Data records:
================

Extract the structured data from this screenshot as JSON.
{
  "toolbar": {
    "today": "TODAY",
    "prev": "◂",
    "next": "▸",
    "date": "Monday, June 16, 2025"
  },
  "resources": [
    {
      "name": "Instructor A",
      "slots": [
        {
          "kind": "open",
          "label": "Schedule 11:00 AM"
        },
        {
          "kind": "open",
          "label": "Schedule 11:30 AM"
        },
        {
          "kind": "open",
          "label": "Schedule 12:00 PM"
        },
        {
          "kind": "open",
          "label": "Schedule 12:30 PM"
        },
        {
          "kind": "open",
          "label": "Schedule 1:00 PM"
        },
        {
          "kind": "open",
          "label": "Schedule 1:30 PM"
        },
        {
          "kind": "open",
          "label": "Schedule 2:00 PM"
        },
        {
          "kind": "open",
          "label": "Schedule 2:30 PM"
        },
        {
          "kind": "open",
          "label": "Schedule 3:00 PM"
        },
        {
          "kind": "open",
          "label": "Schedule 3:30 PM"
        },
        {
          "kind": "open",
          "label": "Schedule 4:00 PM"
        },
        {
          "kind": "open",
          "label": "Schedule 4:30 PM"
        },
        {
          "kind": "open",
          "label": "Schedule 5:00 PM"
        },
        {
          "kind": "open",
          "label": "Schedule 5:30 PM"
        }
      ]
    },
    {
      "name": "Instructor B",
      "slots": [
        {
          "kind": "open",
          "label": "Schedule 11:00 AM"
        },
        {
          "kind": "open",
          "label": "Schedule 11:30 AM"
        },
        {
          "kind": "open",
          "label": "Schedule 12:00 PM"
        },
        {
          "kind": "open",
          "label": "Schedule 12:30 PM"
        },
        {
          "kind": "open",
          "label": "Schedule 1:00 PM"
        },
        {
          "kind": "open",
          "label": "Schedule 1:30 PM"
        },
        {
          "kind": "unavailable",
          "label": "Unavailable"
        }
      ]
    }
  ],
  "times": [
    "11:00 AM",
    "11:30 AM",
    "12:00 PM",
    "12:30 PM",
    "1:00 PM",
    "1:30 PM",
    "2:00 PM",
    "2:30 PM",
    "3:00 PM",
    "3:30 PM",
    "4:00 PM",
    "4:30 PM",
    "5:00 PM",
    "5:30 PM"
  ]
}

================

### Task statement
Transcribe all of the lines in the records precisely.

### The response
Extract the structured data from this screenshot as JSON.
{
  "toolbar": {
    "today": "TODAY",
    "prev": "◂",
    "next": "▸",
    "date": "Monday, June 16, 2025"
  },
  "resources": [
    {
      "name": "Instructor A",
      "slots": [
        {
          "kind": "open",
          "label": "Schedule 11:00 AM"
        },
        {
          "kind": "open",
          "label": "Schedule 11:30 AM"
        },
        {
          "kind": "open",
          "label": "Schedule 12:00 PM"
        },
        {
          "kind": "open",
          "label": "Schedule 12:30 PM"
        },
        {
          "kind": "open",
          "label": "Schedule 1:00 PM"
        },
        {
          "kind": "open",
          "label": "Schedule 1:30 PM"
        },
        {
          "kind": "open",
          "label": "Schedule 2:00 PM"
        },
        {
          "kind": "open",
          "label": "Schedule 2:30 PM"
        },
        {
          "kind": "open",
          "label": "Schedule 3:00 PM"
        },
        {
          "kind": "open",
          "label": "Schedule 3:30 PM"
        },
        {
          "kind": "open",
          "label": "Schedule 4:00 PM"
        },
        {
          "kind": "open",
          "label": "Schedule 4:30 PM"
        },
        {
          "kind": "open",
          "label": "Schedule 5:00 PM"
        },
        {
          "kind": "open",
          "label": "Schedule 5:30 PM"
        }
      ]
    },
    {
      "name": "Instructor B",
      "slots": [
        {
          "kind": "open",
          "label": "Schedule 11:00 AM"
        },
        {
          "kind": "open",
          "label": "Schedule 11:30 AM"
        },
        {
          "kind": "open",
          "label": "Schedule 12:00 PM"
        },
        {
          "kind": "open",
          "label": "Schedule 12:30 PM"
        },
        {
          "kind": "open",
          "label": "Schedule 1:00 PM"
        },
        {
          "kind": "open",
          "label": "Schedule 1:30 PM"
        },
        {
          "kind": "unavailable",
          "label": "Unavailable"
        }
      ]
    }
  ],
  "times": [
    "11:00 AM",
    "11:30 AM",
    "12:00 PM",
    "12:30 PM",
    "1:00 PM",
    "1:30 PM",
    "2:00 PM",
    "2:30 PM",
    "3:00 PM",
    "3:30 PM",
    "4:00 PM",
    "4:30 PM",
    "5:00 PM",
    "5:30 PM"
  ]
}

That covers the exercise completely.